REQUIRED WORK:
Rewrite the lines of the material below, from the line containing "Where is each" through the line containing "chart-title-group: Chart 10.1.", inclusive, as a JSON list of strings with one string per line and no blank lines.

(Rows from a layout dataset)
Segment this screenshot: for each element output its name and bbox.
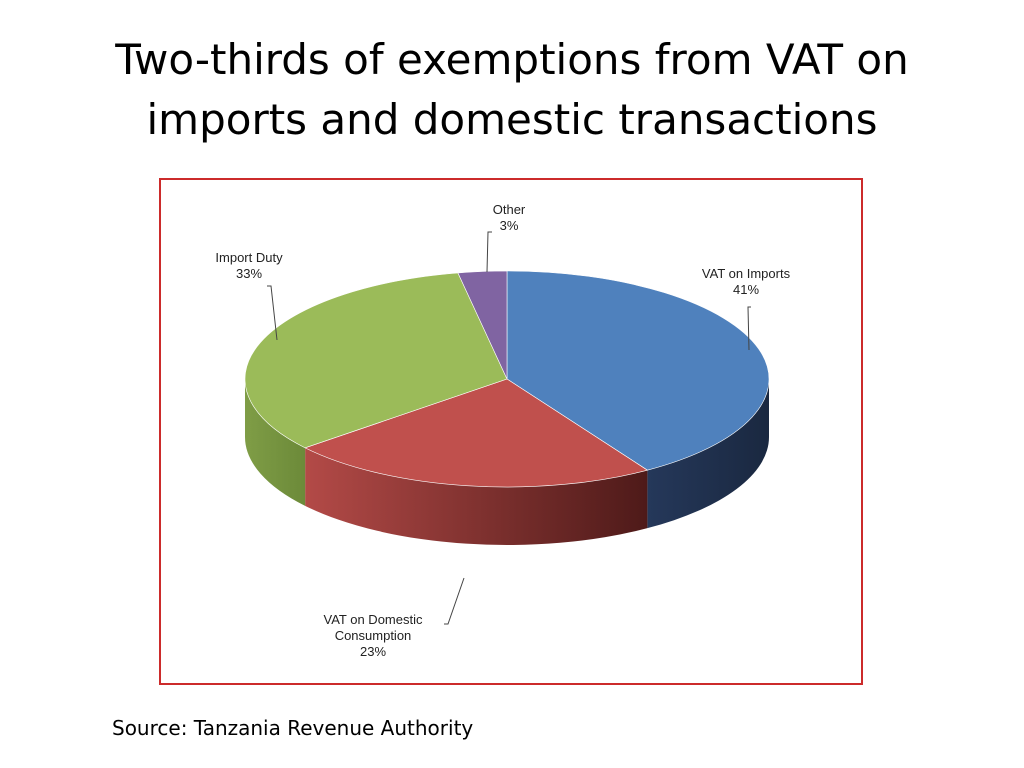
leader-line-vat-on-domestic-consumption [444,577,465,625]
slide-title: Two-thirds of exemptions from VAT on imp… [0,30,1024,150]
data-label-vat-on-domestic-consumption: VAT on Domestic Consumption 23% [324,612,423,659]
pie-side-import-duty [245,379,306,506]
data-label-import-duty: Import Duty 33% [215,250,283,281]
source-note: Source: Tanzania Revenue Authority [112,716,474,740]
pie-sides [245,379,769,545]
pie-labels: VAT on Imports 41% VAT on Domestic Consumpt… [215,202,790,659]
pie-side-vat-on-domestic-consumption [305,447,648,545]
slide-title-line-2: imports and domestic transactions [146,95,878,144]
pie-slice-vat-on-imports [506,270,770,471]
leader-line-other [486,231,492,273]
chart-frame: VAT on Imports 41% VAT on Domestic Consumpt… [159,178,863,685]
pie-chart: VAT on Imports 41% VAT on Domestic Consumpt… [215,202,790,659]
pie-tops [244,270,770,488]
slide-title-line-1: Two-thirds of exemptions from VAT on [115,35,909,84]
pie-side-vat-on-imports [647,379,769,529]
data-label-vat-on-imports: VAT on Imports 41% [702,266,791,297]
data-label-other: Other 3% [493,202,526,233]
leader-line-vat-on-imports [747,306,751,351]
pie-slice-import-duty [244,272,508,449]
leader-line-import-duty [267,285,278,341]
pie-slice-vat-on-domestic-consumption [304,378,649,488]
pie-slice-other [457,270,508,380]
--
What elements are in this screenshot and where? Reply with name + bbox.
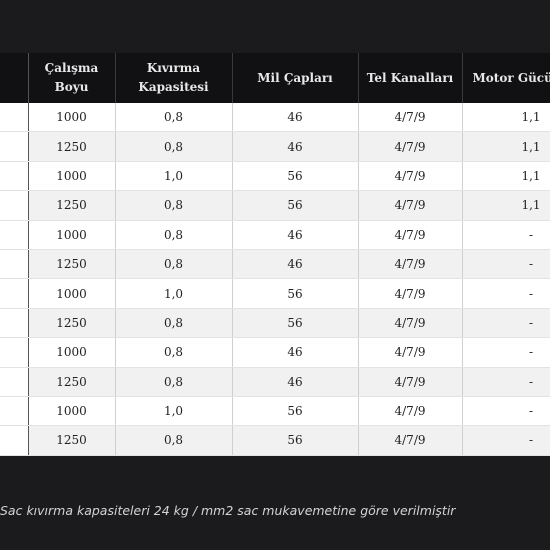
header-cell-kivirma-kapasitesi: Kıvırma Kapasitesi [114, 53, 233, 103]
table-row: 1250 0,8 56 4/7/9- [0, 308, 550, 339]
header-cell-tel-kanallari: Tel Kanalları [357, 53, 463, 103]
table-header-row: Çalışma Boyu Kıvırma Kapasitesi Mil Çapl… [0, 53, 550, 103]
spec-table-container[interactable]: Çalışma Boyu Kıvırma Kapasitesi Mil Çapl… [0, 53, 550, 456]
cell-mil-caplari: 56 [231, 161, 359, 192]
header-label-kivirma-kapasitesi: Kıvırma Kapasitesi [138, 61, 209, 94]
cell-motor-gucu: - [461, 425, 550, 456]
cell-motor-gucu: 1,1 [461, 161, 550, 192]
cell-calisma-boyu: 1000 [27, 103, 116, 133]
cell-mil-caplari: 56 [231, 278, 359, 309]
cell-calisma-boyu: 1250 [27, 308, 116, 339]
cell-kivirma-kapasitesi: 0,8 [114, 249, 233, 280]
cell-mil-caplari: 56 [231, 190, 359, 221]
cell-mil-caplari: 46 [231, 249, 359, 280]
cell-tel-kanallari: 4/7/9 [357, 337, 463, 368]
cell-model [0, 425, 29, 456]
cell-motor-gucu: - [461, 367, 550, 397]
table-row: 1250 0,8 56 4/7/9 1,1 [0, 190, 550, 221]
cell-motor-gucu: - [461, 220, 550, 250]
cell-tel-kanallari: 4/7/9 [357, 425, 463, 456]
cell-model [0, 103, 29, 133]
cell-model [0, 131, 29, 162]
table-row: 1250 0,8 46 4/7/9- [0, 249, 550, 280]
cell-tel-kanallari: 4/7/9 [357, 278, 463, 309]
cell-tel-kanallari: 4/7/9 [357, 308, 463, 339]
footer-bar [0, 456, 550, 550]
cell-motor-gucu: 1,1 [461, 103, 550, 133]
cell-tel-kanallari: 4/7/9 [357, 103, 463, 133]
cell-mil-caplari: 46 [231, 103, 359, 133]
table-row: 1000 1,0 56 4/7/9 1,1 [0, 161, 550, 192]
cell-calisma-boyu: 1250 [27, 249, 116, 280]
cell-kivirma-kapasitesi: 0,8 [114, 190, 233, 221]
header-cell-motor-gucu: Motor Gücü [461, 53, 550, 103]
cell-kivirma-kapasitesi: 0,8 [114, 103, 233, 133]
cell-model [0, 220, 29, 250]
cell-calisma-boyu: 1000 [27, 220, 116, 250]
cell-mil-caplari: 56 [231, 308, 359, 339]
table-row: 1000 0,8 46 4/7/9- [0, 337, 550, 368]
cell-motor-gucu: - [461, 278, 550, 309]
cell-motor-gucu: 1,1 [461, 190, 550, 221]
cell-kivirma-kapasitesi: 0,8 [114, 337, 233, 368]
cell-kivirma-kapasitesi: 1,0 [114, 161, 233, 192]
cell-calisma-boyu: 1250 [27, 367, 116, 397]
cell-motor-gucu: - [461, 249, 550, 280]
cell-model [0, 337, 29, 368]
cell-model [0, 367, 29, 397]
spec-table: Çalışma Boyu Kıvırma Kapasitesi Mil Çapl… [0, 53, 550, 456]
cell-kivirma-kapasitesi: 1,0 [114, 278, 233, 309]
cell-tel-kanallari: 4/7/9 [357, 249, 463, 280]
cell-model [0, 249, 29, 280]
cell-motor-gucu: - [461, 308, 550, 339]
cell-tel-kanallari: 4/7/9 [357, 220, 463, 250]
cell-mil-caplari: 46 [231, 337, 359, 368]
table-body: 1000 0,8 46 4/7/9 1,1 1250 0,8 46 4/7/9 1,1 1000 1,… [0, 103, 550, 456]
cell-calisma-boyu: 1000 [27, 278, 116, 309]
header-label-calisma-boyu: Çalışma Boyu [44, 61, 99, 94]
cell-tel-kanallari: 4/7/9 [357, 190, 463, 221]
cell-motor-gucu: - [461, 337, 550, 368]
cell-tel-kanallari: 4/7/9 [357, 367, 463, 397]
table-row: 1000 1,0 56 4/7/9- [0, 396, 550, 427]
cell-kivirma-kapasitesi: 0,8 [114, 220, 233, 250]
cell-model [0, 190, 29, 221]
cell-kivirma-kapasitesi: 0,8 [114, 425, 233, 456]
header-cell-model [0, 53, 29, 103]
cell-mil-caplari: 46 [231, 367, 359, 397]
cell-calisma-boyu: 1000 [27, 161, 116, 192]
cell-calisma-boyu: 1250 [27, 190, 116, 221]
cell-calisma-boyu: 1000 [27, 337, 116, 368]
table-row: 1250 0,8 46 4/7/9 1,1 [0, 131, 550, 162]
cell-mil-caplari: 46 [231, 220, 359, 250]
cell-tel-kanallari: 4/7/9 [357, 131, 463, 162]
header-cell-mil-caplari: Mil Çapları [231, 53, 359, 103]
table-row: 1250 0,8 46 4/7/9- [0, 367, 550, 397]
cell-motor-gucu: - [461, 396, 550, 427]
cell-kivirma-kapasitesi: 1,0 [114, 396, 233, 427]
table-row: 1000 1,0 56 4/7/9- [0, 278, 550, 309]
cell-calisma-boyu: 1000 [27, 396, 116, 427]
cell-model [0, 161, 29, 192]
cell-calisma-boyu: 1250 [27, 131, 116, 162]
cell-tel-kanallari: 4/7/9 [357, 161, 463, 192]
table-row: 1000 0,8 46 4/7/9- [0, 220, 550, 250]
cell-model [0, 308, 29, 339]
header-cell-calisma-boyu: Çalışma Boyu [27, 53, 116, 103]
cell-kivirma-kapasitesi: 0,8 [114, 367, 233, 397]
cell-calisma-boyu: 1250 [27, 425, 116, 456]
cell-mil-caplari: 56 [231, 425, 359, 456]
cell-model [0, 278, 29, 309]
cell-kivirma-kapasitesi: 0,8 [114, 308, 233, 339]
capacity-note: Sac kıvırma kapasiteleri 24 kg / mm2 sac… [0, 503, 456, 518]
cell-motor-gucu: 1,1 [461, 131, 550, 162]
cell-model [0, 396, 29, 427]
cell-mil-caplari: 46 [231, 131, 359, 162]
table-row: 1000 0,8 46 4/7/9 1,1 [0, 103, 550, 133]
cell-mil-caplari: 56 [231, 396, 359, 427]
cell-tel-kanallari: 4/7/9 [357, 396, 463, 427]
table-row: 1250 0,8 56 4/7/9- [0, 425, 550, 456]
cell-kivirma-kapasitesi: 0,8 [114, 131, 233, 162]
--
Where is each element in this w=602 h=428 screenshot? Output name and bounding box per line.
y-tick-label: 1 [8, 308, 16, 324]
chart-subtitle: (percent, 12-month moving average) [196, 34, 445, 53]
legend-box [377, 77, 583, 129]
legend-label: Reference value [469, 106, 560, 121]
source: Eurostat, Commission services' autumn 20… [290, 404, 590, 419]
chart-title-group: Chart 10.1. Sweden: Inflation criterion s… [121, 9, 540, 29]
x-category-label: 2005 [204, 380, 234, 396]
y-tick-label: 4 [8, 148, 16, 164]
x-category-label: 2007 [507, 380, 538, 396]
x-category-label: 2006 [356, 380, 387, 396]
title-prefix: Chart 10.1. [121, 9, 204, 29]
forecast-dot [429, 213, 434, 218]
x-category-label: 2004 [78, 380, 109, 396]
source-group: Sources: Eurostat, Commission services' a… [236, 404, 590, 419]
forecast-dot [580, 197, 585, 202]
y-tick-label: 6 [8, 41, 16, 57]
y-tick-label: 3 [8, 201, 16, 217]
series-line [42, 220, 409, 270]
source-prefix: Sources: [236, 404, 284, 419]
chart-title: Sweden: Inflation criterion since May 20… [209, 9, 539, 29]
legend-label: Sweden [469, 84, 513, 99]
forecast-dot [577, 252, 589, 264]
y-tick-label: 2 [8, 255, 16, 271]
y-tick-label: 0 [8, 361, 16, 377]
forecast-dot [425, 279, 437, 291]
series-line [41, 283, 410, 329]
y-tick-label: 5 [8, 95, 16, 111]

ANSWER:
[
  "Where is each element in this w=602 h=428 screenshot? Output name and bounding box per line.",
  "y-tick-label: 1 [8, 308, 16, 324]",
  "chart-subtitle: (percent, 12-month moving average) [196, 34, 445, 53]",
  "legend-box [377, 77, 583, 129]",
  "legend-label: Reference value [469, 106, 560, 121]",
  "source: Eurostat, Commission services' autumn 20… [290, 404, 590, 419]",
  "chart-title-group: Chart 10.1. Sweden: Inflation criterion s… [121, 9, 540, 29]"
]